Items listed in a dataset
====

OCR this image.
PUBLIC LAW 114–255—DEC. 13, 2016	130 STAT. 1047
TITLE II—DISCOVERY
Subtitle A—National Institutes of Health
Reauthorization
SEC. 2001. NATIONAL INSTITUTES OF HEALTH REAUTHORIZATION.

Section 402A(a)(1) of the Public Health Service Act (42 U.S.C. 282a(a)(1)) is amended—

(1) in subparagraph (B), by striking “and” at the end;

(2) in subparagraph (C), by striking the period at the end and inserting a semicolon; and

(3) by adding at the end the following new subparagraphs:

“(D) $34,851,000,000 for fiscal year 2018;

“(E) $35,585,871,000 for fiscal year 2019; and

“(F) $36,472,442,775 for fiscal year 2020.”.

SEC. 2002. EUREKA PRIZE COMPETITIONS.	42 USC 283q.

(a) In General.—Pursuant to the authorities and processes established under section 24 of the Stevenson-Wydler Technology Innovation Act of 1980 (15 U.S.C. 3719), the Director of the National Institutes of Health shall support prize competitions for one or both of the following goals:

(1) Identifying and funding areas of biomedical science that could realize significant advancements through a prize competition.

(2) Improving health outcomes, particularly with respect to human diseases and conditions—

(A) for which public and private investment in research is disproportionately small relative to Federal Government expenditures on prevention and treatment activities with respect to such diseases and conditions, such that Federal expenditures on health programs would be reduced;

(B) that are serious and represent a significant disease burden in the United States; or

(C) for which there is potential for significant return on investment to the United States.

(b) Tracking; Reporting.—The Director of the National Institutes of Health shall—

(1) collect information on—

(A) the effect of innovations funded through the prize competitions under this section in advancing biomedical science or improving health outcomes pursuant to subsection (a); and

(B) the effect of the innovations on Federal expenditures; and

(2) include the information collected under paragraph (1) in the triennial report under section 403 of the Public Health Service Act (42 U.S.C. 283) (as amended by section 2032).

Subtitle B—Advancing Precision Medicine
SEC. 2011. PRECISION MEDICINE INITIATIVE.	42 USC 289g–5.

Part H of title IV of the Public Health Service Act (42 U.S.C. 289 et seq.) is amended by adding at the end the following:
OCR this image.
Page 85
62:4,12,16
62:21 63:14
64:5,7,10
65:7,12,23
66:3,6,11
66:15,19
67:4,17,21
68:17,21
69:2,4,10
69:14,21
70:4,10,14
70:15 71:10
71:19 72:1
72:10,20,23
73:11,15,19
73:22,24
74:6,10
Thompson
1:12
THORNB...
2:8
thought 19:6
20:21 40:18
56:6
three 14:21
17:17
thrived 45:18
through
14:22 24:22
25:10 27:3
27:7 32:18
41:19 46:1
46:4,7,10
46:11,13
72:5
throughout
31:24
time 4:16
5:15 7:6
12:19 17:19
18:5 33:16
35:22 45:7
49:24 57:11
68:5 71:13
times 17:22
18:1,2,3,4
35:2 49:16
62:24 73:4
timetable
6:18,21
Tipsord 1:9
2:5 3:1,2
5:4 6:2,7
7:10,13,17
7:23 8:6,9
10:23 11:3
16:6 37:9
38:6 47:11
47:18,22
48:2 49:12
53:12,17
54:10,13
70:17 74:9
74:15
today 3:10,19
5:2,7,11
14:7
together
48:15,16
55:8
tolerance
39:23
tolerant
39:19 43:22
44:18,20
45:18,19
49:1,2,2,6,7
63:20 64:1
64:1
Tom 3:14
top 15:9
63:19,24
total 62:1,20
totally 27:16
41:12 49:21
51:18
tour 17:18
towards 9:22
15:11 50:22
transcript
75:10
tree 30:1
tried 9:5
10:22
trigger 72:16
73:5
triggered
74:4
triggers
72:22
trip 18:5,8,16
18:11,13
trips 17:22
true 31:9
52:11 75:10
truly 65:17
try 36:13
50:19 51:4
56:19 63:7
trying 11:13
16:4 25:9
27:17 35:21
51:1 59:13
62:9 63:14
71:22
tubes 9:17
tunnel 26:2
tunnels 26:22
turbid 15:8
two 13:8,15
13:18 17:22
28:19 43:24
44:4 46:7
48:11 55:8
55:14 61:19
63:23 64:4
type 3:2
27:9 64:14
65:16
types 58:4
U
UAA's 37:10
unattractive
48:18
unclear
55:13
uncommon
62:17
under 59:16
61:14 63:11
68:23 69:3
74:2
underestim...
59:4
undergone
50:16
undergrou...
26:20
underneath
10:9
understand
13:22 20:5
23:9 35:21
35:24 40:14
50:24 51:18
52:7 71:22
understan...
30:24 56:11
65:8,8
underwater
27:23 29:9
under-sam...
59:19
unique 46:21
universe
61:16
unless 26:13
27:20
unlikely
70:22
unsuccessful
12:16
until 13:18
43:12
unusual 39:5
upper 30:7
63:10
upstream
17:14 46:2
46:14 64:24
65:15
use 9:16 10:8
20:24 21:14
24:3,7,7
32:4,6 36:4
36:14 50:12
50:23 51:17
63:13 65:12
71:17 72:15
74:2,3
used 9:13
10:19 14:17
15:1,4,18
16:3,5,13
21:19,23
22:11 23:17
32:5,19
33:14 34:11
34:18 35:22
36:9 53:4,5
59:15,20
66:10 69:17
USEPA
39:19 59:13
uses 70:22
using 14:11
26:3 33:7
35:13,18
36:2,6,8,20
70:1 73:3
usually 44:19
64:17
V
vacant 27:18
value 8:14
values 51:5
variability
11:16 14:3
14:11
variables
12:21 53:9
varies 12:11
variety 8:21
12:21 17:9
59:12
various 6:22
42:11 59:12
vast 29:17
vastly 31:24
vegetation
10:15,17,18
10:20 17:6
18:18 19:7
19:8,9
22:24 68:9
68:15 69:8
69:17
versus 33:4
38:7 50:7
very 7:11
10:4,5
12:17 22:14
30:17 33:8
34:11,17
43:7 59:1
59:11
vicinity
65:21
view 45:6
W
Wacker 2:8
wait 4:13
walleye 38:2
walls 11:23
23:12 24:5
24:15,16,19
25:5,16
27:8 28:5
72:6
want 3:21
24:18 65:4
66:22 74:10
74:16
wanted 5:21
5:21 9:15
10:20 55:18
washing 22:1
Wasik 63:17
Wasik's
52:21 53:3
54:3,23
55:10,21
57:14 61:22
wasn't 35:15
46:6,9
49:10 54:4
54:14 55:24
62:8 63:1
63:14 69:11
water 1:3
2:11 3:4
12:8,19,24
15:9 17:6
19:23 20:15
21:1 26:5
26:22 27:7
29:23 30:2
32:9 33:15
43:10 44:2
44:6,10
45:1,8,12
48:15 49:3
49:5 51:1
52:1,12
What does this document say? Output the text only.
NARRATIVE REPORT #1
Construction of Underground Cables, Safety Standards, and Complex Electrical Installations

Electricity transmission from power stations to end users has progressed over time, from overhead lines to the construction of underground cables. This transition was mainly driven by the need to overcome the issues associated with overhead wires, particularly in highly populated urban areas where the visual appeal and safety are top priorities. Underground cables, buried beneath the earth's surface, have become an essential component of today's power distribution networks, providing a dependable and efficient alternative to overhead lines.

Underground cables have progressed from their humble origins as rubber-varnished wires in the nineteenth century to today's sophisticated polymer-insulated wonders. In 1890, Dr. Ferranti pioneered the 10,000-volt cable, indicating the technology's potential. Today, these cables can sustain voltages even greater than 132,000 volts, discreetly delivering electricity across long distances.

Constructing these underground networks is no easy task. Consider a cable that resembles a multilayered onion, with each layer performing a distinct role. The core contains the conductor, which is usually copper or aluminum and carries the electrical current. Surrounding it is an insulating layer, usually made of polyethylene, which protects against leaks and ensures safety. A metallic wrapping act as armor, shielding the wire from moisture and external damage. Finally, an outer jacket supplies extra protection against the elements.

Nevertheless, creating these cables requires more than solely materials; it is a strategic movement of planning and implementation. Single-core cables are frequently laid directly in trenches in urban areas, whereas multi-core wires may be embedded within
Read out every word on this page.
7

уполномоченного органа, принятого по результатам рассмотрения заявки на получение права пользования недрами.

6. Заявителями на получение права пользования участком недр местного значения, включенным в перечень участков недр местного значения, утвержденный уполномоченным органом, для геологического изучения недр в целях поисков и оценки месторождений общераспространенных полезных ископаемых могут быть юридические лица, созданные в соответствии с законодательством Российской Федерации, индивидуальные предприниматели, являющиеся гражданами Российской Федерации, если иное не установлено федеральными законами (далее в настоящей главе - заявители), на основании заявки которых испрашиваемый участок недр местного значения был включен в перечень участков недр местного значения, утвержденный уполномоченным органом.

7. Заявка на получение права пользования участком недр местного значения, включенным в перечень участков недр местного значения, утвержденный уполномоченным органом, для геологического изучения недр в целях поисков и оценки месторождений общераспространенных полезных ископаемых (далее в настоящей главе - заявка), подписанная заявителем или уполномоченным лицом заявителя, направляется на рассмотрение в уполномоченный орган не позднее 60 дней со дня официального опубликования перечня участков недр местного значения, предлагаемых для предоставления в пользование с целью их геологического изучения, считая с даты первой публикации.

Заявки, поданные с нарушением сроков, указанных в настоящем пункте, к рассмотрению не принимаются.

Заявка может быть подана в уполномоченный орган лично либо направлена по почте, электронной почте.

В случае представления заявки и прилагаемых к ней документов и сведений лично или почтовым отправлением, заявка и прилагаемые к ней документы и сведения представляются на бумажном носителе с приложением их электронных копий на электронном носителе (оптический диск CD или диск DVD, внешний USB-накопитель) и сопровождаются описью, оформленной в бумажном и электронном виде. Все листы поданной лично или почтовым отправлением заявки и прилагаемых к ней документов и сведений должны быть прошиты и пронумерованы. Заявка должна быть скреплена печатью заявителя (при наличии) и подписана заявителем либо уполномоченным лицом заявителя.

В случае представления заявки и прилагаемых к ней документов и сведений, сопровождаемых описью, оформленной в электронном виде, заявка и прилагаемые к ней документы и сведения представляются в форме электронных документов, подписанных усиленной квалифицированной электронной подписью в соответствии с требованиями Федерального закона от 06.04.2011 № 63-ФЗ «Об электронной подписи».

====

Reproduce every line of the listing above in which the string "information" appears.

(1) collect information on—
(2) include the information collected under paragraph (1) in the triennial report under section 403 of the Public Health Service Act (42 U.S.C. 283) (as amended by section 2032).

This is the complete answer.